_Task prompt_: Reply with the count of lines holding "JSON", nothing more.

Data entries for graphics:
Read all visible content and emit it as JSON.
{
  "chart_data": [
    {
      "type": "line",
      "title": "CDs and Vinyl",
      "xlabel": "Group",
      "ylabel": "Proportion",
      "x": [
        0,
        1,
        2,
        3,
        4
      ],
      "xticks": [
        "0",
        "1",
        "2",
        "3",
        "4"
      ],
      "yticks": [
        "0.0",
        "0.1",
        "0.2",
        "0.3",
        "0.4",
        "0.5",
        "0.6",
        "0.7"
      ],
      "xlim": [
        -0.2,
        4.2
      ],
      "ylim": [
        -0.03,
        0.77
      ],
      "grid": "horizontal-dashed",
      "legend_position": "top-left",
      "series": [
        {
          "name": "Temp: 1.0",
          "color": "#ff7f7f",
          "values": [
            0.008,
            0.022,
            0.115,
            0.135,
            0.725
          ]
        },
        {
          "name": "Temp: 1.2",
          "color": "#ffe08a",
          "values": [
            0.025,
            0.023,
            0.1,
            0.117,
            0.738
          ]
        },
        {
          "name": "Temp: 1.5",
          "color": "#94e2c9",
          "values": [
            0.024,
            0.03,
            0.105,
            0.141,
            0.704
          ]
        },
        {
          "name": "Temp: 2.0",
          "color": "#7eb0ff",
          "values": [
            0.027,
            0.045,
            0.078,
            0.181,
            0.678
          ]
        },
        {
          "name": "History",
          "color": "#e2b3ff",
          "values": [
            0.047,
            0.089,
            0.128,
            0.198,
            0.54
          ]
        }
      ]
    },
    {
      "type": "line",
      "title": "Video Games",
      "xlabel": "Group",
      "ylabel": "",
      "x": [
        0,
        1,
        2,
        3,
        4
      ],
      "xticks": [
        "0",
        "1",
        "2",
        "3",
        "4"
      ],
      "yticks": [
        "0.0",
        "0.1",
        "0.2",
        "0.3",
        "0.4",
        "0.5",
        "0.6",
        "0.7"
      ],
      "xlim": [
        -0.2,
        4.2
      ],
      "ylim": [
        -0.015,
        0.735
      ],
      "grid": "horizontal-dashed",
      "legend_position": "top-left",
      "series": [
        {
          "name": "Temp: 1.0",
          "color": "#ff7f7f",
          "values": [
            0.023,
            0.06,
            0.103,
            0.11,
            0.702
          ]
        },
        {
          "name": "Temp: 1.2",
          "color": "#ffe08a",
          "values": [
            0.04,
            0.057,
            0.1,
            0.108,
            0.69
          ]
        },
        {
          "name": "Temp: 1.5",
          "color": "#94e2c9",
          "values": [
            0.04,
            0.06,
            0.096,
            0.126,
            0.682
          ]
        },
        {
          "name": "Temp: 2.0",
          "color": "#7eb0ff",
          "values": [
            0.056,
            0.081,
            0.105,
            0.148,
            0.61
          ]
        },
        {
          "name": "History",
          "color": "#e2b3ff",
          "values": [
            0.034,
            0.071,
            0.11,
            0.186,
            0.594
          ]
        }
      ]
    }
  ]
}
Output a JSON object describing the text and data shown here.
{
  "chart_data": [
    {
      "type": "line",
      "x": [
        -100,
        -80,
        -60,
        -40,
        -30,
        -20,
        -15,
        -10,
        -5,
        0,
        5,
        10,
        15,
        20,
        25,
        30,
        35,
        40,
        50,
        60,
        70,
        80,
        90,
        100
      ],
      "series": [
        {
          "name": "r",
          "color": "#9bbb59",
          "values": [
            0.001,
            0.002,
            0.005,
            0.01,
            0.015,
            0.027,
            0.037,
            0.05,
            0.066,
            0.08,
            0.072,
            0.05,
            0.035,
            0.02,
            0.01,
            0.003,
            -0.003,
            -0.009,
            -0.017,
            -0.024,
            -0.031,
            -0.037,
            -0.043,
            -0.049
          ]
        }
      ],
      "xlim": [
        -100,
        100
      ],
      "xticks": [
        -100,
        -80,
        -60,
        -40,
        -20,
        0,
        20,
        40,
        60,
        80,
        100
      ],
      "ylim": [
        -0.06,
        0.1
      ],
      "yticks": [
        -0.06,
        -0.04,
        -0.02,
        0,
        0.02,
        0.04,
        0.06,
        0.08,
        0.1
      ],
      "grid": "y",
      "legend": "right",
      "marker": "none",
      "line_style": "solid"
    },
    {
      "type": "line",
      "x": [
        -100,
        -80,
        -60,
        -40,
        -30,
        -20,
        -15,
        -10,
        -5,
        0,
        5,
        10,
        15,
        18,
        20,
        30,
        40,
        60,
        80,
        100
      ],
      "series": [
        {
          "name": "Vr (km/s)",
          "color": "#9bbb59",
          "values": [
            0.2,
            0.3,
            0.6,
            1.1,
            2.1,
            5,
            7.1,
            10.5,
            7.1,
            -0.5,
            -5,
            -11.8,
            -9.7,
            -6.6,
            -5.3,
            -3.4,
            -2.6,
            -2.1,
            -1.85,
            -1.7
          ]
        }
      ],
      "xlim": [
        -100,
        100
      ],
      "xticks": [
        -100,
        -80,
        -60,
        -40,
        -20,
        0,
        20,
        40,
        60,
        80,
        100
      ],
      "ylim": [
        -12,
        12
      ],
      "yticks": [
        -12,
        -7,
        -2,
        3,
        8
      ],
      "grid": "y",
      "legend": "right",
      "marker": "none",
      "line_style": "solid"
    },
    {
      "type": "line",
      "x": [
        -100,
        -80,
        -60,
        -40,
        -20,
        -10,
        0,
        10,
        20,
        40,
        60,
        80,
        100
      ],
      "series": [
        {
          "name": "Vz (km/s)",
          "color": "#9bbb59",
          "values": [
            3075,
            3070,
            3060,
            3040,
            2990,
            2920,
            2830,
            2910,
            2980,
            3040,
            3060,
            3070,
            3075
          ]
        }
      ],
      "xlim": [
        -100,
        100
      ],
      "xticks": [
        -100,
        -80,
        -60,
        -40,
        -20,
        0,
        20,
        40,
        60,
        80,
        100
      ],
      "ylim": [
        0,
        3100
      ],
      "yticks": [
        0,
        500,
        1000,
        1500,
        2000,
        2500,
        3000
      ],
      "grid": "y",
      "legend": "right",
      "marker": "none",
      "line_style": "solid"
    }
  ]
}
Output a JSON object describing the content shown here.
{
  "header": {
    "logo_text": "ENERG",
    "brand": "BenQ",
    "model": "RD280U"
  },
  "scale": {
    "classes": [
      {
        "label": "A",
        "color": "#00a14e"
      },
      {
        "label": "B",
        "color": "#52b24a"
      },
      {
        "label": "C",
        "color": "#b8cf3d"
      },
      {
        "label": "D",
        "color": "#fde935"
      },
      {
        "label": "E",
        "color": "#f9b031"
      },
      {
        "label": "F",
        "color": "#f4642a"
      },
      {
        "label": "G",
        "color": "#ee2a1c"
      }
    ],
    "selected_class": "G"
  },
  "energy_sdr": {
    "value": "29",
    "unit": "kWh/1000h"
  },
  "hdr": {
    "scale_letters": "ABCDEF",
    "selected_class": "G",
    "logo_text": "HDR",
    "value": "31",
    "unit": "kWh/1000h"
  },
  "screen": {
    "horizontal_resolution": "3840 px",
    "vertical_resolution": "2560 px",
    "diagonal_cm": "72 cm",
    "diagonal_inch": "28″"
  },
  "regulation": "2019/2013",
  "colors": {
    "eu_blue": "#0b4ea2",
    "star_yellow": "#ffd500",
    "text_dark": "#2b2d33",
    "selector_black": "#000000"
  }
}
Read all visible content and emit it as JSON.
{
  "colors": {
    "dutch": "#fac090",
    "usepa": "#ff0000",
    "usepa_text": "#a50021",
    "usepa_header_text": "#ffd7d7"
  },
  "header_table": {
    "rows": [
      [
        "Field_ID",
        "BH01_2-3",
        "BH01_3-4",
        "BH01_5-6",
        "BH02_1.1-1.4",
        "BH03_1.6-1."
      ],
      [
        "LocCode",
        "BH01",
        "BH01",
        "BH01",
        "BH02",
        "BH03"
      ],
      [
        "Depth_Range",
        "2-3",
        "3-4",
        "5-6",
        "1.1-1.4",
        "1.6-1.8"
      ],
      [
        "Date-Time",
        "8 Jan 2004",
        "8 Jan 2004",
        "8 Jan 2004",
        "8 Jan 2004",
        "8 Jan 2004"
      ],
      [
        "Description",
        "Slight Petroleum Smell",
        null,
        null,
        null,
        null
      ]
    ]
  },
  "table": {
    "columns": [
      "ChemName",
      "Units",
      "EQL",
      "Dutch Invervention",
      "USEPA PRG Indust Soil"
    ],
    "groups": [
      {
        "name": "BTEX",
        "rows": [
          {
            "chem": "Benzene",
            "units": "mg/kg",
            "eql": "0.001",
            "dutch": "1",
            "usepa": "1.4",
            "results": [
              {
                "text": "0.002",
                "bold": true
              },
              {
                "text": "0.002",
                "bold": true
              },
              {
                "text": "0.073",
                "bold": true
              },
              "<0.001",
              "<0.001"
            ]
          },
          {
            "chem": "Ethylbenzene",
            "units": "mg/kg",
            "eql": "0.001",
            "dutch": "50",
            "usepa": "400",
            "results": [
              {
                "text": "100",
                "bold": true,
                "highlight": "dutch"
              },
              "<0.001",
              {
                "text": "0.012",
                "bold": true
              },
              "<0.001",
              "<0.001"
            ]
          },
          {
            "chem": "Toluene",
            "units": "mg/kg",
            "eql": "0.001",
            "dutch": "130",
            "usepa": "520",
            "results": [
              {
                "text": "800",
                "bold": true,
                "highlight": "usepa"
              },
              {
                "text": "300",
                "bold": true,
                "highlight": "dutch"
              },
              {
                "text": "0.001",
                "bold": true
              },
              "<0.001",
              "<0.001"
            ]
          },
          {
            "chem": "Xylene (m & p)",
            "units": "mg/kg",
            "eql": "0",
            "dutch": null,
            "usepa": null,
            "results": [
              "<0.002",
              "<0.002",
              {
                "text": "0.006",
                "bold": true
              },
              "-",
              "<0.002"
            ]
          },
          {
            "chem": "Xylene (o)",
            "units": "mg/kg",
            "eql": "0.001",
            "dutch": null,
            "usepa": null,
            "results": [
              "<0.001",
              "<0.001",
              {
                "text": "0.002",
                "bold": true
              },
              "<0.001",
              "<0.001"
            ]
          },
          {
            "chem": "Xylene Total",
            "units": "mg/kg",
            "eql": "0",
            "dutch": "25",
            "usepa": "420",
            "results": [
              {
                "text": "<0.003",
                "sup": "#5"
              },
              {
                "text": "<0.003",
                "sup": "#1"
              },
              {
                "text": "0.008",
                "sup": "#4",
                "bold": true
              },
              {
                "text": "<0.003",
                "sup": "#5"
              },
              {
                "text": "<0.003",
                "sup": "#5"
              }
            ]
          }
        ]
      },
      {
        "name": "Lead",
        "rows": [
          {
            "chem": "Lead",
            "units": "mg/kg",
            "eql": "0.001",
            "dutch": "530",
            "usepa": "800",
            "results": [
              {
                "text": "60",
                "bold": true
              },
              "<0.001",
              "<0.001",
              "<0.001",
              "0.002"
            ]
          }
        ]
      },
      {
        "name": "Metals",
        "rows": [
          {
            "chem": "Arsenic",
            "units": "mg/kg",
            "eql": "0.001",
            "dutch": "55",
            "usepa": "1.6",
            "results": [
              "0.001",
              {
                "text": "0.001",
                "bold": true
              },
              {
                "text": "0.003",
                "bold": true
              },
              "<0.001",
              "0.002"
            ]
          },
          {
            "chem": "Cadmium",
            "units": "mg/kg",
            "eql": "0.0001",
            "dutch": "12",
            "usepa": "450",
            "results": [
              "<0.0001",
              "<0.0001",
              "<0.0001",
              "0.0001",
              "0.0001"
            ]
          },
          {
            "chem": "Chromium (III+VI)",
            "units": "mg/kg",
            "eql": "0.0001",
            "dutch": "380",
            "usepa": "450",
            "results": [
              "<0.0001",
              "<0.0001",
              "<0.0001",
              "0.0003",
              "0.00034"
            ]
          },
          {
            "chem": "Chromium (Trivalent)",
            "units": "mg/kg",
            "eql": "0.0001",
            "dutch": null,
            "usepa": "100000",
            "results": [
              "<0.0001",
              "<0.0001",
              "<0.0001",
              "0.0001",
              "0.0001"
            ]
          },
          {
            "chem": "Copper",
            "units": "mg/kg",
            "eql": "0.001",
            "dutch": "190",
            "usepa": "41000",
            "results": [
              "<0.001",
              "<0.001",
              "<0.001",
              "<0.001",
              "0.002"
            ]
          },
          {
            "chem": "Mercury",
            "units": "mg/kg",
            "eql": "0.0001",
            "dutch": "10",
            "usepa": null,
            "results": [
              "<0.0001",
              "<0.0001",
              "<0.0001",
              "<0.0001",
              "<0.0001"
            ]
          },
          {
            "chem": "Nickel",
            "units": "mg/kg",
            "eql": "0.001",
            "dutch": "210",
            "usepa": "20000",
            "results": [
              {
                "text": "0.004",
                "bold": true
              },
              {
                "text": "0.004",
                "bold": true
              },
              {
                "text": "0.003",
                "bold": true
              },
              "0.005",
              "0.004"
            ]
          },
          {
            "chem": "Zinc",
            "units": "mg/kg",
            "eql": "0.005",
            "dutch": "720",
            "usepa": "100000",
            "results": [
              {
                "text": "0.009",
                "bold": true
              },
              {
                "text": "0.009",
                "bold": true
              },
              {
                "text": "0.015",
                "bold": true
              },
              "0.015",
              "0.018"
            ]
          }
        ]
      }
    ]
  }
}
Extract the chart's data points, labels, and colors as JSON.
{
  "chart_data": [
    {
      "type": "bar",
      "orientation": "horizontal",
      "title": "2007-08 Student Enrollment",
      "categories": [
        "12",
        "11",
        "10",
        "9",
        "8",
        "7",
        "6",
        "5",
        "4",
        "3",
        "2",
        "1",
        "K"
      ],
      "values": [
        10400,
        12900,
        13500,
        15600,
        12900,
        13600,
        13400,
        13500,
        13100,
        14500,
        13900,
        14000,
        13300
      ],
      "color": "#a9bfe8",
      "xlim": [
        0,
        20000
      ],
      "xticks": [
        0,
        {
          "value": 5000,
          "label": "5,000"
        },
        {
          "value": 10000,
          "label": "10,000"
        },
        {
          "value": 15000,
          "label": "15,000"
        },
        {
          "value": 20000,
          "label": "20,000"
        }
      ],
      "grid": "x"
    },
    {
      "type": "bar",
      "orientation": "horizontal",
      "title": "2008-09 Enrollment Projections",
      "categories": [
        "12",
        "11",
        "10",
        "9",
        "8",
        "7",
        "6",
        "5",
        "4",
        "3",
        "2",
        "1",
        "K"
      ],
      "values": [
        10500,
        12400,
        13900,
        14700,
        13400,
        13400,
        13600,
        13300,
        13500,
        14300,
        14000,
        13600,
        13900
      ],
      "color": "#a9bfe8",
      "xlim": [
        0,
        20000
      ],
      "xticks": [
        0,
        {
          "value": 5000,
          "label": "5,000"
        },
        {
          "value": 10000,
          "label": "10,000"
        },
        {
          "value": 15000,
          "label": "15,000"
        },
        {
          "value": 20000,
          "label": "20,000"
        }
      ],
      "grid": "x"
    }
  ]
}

_Completed exercise_: 5